Given task → Retype the data that follows line by line, exactly, and leave its pictures out.

(Stored data)
╭──
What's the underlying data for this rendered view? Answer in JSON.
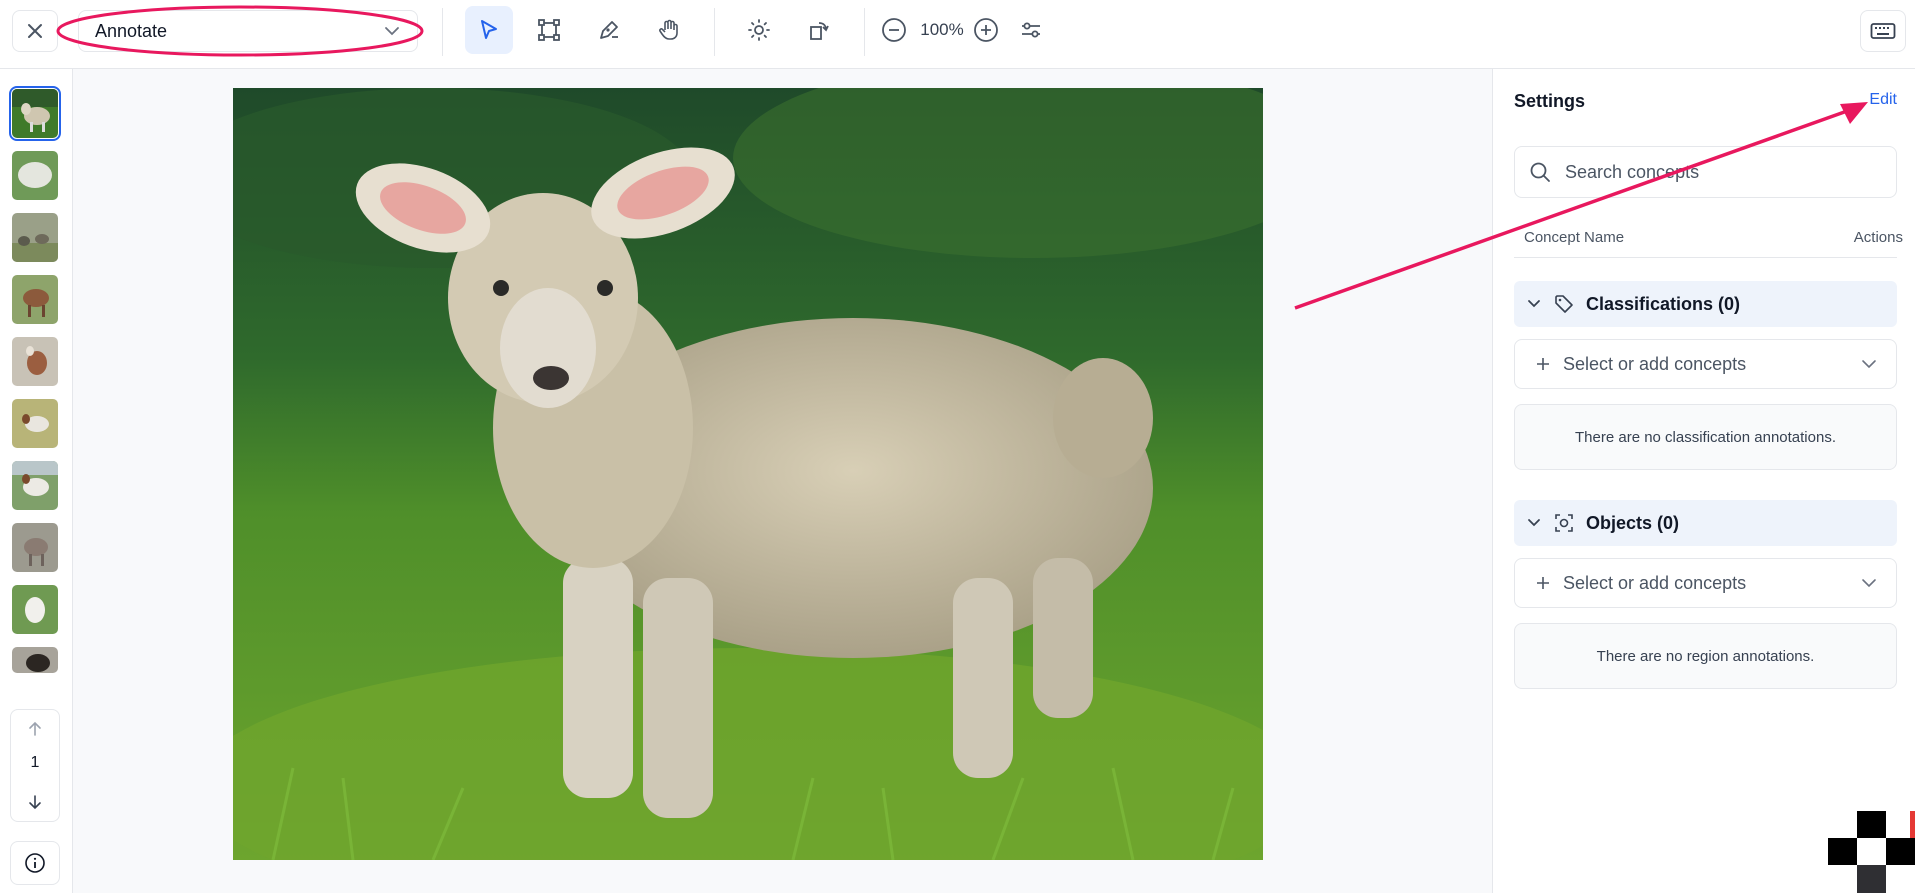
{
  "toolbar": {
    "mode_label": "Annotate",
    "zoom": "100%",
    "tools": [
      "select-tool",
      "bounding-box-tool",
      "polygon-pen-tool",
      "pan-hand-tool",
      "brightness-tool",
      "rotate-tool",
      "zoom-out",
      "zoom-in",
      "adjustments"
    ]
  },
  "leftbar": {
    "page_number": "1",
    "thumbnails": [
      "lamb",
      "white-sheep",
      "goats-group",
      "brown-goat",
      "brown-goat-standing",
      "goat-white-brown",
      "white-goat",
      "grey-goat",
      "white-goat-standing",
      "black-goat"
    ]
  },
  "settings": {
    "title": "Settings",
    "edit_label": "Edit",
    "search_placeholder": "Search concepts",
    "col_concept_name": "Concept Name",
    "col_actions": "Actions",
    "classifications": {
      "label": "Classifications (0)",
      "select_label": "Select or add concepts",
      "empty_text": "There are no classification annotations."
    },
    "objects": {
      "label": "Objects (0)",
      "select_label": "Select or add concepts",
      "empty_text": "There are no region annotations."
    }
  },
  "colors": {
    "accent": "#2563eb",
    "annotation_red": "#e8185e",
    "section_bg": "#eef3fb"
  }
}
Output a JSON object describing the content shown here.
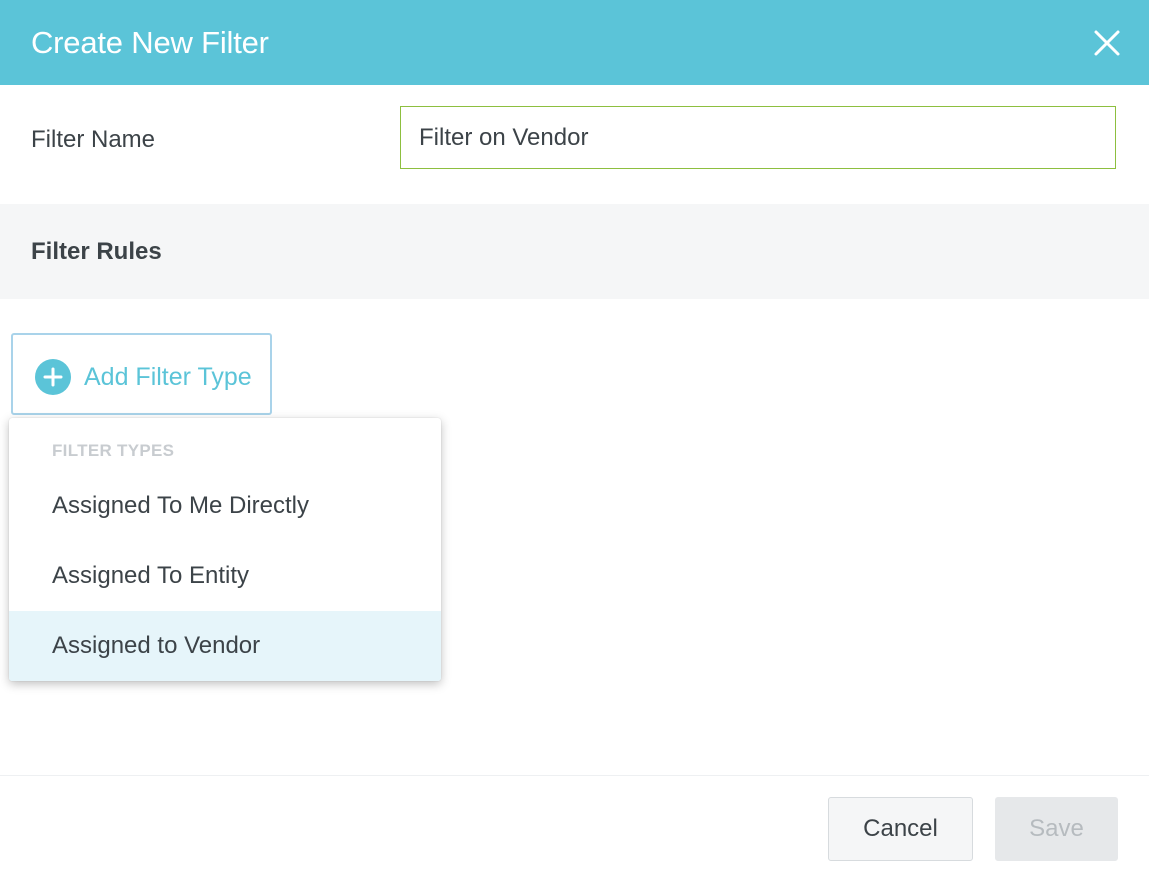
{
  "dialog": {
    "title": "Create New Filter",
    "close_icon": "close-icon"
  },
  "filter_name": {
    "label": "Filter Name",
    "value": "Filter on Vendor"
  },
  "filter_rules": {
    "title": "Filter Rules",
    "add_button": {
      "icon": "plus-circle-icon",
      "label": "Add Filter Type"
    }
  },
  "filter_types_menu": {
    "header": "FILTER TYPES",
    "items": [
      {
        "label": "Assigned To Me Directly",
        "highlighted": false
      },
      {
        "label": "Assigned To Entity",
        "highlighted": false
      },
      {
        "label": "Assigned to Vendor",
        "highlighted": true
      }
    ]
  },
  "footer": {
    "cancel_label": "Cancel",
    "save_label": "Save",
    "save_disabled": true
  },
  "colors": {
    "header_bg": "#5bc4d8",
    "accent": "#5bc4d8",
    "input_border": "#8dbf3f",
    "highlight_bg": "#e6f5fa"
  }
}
╰──
Solution to this task →
What's the underlying data for this rendered view? Answer in JSON.
{
  "toolbar": {
    "mode_label": "Annotate",
    "zoom": "100%",
    "tools": [
      "select-tool",
      "bounding-box-tool",
      "polygon-pen-tool",
      "pan-hand-tool",
      "brightness-tool",
      "rotate-tool",
      "zoom-out",
      "zoom-in",
      "adjustments"
    ]
  },
  "leftbar": {
    "page_number": "1",
    "thumbnails": [
      "lamb",
      "white-sheep",
      "goats-group",
      "brown-goat",
      "brown-goat-standing",
      "goat-white-brown",
      "white-goat",
      "grey-goat",
      "white-goat-standing",
      "black-goat"
    ]
  },
  "settings": {
    "title": "Settings",
    "edit_label": "Edit",
    "search_placeholder": "Search concepts",
    "col_concept_name": "Concept Name",
    "col_actions": "Actions",
    "classifications": {
      "label": "Classifications (0)",
      "select_label": "Select or add concepts",
      "empty_text": "There are no classification annotations."
    },
    "objects": {
      "label": "Objects (0)",
      "select_label": "Select or add concepts",
      "empty_text": "There are no region annotations."
    }
  },
  "colors": {
    "accent": "#2563eb",
    "annotation_red": "#e8185e",
    "section_bg": "#eef3fb"
  }
}
Output a JSON object describing the content shown here.
{
  "dialog": {
    "title": "Create New Filter",
    "close_icon": "close-icon"
  },
  "filter_name": {
    "label": "Filter Name",
    "value": "Filter on Vendor"
  },
  "filter_rules": {
    "title": "Filter Rules",
    "add_button": {
      "icon": "plus-circle-icon",
      "label": "Add Filter Type"
    }
  },
  "filter_types_menu": {
    "header": "FILTER TYPES",
    "items": [
      {
        "label": "Assigned To Me Directly",
        "highlighted": false
      },
      {
        "label": "Assigned To Entity",
        "highlighted": false
      },
      {
        "label": "Assigned to Vendor",
        "highlighted": true
      }
    ]
  },
  "footer": {
    "cancel_label": "Cancel",
    "save_label": "Save",
    "save_disabled": true
  },
  "colors": {
    "header_bg": "#5bc4d8",
    "accent": "#5bc4d8",
    "input_border": "#8dbf3f",
    "highlight_bg": "#e6f5fa"
  }
}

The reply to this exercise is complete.